Information shown:
>>>>
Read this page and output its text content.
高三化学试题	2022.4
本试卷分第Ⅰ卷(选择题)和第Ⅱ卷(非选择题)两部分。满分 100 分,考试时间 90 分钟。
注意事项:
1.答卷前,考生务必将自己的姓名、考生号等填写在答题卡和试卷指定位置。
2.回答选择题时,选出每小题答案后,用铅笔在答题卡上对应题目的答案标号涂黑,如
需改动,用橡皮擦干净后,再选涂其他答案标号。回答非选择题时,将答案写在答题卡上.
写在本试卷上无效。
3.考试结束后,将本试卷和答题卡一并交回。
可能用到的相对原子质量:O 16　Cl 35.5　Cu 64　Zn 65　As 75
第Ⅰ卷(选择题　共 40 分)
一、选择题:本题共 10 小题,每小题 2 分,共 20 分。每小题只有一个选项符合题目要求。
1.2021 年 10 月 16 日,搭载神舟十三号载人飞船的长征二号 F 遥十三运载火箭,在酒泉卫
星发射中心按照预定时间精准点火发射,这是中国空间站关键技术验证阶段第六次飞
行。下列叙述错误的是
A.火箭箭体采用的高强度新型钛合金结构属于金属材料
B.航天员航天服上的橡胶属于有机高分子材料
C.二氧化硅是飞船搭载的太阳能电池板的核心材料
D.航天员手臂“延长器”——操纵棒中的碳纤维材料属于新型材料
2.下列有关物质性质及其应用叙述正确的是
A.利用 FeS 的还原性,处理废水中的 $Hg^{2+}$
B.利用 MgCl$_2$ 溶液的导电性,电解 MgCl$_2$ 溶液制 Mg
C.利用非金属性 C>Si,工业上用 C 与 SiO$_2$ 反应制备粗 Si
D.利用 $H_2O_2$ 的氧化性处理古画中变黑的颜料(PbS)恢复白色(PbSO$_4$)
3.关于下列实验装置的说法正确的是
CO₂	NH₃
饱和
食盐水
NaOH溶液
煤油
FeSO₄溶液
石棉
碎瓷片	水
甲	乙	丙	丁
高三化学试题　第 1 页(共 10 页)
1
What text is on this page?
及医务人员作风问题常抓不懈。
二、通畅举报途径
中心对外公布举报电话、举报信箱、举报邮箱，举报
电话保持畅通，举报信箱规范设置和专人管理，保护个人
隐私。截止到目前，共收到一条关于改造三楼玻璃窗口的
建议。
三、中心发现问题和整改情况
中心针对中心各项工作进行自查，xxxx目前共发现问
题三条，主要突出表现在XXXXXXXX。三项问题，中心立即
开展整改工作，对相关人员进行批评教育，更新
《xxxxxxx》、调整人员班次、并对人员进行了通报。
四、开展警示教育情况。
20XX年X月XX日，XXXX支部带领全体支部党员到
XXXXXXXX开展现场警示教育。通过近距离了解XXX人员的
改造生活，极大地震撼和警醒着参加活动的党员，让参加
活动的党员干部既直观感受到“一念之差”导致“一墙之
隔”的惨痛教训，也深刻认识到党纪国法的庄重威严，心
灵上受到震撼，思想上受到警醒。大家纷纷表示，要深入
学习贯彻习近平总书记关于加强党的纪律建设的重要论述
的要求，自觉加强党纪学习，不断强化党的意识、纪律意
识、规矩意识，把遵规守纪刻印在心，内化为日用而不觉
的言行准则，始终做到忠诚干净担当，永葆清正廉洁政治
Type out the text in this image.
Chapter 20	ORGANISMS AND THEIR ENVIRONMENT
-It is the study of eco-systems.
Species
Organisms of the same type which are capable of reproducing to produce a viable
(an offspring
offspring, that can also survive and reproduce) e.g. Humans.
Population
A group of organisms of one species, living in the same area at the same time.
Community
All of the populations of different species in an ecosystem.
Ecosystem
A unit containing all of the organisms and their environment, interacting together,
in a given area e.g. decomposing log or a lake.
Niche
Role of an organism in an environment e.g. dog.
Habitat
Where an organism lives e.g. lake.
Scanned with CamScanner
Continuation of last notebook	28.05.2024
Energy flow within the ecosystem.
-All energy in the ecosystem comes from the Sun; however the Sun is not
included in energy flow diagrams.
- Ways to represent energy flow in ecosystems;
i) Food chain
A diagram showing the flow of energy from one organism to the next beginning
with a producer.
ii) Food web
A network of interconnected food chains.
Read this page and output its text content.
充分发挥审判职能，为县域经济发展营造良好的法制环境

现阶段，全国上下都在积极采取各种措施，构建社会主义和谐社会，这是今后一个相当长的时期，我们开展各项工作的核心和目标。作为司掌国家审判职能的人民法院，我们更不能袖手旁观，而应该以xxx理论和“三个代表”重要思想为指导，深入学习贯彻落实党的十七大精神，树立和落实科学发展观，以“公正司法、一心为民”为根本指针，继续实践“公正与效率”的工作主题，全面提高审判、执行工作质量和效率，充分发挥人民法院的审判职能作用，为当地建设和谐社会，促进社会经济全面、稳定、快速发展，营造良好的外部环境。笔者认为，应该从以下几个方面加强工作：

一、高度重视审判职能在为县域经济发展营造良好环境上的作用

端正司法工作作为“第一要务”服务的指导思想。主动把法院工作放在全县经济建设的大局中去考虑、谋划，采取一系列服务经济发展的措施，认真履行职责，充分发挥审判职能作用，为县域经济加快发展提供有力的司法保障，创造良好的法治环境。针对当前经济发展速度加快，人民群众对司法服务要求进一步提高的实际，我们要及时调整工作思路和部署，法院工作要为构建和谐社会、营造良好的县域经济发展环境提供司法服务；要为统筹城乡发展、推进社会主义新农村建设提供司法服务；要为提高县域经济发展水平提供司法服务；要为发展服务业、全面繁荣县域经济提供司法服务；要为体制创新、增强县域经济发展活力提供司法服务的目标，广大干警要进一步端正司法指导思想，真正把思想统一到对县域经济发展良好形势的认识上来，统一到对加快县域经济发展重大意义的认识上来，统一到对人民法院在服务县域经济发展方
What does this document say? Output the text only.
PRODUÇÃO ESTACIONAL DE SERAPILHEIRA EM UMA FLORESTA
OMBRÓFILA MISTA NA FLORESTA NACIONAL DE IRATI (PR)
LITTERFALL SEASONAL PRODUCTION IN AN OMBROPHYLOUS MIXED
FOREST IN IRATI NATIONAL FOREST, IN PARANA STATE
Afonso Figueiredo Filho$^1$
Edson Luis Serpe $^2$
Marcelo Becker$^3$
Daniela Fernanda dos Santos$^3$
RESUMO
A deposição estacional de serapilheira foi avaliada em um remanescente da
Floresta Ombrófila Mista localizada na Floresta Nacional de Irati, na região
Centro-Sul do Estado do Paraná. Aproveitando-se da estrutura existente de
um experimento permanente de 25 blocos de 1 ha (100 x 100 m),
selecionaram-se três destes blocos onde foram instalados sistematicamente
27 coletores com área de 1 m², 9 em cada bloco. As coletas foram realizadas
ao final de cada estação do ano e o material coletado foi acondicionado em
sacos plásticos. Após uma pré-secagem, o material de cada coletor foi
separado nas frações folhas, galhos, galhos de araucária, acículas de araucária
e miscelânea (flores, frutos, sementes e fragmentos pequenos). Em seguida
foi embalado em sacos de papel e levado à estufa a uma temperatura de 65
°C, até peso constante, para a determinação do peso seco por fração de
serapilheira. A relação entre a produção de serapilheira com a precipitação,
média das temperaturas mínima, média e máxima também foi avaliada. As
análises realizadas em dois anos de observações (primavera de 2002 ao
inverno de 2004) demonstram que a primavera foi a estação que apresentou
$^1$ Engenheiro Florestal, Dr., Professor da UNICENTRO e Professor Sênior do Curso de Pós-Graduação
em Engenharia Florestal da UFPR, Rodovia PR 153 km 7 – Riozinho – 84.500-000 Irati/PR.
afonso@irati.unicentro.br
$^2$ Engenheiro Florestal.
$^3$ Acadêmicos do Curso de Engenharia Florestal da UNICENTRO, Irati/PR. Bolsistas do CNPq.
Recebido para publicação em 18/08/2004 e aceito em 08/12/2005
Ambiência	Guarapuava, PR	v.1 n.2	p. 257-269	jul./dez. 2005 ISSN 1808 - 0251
<<<<
Requirement: Collect every line from the records above that contains the word "this".

Finished answer:
Read this page and output its text content.
What text is on this page?
Type out the text in this image.
Read this page and output its text content.
What does this document say? Output the text only.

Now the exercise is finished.